Problem statement:
Reproduce without change the rows between the line containing "60, 979, 76]" and the line containing "brands-card: Manage Brands", including both of those lines.

Start of Entries shown

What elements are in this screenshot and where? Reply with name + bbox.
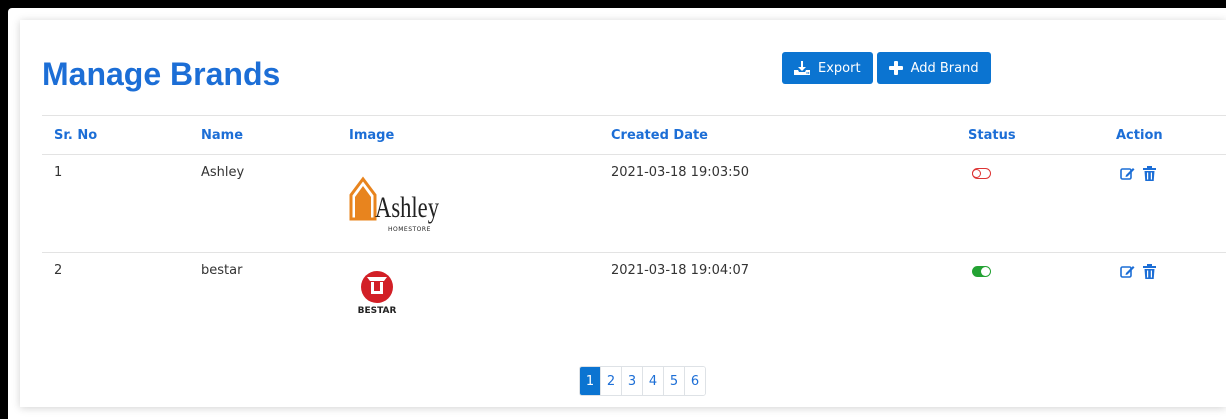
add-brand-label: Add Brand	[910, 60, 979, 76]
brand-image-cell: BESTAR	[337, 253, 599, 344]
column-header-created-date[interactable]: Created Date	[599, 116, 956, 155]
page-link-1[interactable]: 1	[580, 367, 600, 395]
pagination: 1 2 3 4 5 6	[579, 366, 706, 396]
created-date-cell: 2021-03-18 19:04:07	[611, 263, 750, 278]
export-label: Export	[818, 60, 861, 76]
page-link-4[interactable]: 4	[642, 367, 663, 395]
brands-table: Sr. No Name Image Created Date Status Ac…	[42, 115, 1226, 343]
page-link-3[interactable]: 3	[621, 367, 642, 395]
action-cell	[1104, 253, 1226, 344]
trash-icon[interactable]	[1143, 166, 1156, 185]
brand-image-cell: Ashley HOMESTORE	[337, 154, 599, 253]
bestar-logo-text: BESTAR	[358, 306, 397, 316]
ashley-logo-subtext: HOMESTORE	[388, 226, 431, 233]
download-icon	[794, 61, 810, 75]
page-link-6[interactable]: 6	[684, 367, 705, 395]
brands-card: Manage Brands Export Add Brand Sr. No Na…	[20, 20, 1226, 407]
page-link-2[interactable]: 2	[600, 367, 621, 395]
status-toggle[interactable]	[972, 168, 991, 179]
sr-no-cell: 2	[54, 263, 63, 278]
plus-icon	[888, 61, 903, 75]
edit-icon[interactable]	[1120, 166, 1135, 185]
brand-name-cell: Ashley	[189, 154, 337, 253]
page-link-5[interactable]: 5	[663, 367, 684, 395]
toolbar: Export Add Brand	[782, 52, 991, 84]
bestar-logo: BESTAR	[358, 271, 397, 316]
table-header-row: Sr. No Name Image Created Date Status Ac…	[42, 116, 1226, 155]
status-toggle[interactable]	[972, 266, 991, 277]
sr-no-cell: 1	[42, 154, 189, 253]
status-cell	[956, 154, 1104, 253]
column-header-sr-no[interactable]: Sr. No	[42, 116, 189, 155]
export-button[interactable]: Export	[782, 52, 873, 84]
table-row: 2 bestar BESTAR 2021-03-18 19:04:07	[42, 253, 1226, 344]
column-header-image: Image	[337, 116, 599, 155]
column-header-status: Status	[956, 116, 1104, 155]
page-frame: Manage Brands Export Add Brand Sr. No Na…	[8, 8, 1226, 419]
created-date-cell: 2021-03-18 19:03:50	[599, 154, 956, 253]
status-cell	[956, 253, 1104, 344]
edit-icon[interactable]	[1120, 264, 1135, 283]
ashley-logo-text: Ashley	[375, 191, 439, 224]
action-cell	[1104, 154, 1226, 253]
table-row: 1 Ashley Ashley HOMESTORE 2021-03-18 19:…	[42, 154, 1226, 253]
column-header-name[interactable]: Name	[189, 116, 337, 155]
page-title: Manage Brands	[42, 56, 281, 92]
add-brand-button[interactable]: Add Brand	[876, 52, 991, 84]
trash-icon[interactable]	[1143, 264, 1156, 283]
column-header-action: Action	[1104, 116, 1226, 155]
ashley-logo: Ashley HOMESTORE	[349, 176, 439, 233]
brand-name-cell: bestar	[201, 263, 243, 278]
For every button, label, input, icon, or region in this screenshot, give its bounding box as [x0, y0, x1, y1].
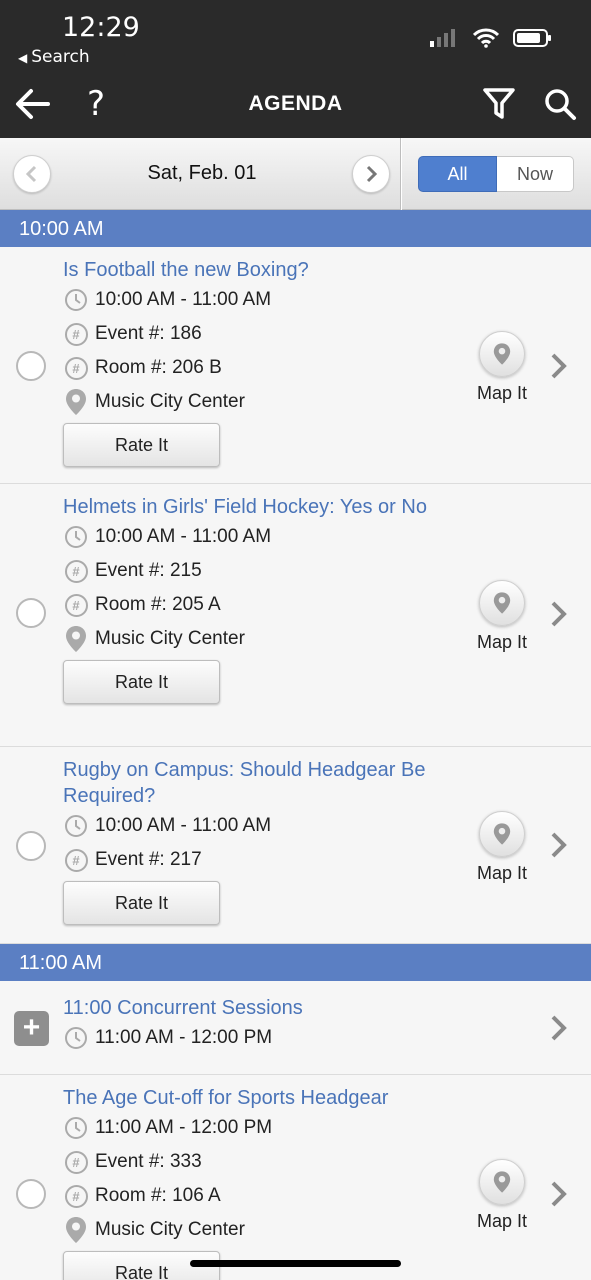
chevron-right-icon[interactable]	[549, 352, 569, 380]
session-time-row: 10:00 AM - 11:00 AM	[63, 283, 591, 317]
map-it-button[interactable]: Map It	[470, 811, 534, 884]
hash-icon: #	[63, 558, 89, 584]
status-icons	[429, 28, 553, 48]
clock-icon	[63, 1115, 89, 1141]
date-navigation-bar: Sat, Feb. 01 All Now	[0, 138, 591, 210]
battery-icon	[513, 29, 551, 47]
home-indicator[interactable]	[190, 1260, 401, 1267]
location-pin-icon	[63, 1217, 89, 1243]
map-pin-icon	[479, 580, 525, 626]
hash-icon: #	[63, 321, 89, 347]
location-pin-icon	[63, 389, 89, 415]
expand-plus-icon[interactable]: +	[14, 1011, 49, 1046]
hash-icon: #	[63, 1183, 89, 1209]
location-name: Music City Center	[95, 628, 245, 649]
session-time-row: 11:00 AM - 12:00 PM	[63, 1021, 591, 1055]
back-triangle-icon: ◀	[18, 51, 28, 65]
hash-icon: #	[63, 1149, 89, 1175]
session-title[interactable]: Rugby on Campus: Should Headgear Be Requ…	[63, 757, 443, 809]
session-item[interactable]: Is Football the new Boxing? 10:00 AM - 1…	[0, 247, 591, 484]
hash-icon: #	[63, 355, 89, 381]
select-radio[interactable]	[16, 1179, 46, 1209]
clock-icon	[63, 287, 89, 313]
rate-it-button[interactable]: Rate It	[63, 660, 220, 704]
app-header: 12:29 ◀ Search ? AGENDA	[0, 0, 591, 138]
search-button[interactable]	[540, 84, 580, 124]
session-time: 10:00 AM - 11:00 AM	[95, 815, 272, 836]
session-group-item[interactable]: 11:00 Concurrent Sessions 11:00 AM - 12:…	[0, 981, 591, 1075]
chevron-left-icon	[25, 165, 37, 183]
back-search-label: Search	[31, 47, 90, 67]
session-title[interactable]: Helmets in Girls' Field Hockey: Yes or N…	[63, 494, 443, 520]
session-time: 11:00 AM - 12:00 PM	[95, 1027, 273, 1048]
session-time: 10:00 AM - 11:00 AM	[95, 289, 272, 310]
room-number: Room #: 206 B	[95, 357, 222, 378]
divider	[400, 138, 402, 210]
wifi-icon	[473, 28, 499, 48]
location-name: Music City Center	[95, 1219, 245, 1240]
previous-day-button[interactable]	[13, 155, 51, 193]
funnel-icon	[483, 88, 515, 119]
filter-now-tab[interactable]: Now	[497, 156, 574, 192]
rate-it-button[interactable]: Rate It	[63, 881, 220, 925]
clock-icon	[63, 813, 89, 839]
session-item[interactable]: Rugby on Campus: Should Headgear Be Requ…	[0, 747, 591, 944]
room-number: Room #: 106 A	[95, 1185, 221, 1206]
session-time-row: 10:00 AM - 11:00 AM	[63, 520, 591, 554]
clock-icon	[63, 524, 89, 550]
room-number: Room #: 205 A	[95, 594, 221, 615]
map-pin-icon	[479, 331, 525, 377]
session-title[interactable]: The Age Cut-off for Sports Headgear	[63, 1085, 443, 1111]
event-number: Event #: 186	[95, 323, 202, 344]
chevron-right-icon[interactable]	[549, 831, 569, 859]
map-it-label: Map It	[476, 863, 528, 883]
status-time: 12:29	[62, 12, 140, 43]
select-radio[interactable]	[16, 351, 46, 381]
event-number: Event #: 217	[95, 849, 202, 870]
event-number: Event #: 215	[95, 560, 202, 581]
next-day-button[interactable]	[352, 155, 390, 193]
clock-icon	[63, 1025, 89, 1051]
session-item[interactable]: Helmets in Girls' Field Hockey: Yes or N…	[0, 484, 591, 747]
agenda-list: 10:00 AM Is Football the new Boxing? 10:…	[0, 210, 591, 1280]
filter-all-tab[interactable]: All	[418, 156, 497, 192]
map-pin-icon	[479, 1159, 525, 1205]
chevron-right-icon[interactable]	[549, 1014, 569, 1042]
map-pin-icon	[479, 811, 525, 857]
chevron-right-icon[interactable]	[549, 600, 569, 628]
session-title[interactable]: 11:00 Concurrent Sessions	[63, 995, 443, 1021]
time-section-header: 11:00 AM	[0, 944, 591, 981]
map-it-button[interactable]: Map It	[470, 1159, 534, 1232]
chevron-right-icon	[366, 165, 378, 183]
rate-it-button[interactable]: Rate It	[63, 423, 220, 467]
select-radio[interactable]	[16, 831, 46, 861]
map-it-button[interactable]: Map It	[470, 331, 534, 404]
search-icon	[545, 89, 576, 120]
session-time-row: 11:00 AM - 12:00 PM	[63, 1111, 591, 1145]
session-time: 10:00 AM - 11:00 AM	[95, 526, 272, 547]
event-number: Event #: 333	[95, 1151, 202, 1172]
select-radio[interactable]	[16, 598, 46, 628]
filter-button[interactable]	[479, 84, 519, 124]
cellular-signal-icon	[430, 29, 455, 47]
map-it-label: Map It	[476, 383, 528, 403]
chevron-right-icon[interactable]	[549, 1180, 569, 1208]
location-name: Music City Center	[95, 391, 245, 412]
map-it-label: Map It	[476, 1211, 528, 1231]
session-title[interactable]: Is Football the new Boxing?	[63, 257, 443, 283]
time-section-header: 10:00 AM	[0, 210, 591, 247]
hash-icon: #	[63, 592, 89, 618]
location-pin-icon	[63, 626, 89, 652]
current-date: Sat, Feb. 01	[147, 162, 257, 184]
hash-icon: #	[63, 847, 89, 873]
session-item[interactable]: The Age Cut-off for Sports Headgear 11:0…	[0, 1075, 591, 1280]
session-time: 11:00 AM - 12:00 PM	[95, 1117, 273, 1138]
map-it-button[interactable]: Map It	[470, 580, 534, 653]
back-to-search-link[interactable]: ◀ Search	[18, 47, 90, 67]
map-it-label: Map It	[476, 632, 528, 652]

End of Entries shown

Response to the task:
add-brand-label: Add Brand	[910, 60, 979, 76]
brand-image-cell: BESTAR	[337, 253, 599, 344]
column-header-created-date[interactable]: Created Date	[599, 116, 956, 155]
page-link-1[interactable]: 1	[580, 367, 600, 395]
pagination: 1 2 3 4 5 6	[579, 366, 706, 396]
created-date-cell: 2021-03-18 19:04:07	[611, 263, 750, 278]
export-label: Export	[818, 60, 861, 76]
page-link-4[interactable]: 4	[642, 367, 663, 395]
brands-table: Sr. No Name Image Created Date Status Ac…	[42, 115, 1226, 343]
page-link-3[interactable]: 3	[621, 367, 642, 395]
action-cell	[1104, 253, 1226, 344]
trash-icon[interactable]	[1143, 166, 1156, 185]
brand-image-cell: Ashley HOMESTORE	[337, 154, 599, 253]
bestar-logo-text: BESTAR	[358, 306, 397, 316]
ashley-logo-subtext: HOMESTORE	[388, 226, 431, 233]
download-icon	[794, 61, 810, 75]
page-link-6[interactable]: 6	[684, 367, 705, 395]
brands-card: Manage Brands Export Add Brand Sr. No Na…	[20, 20, 1226, 407]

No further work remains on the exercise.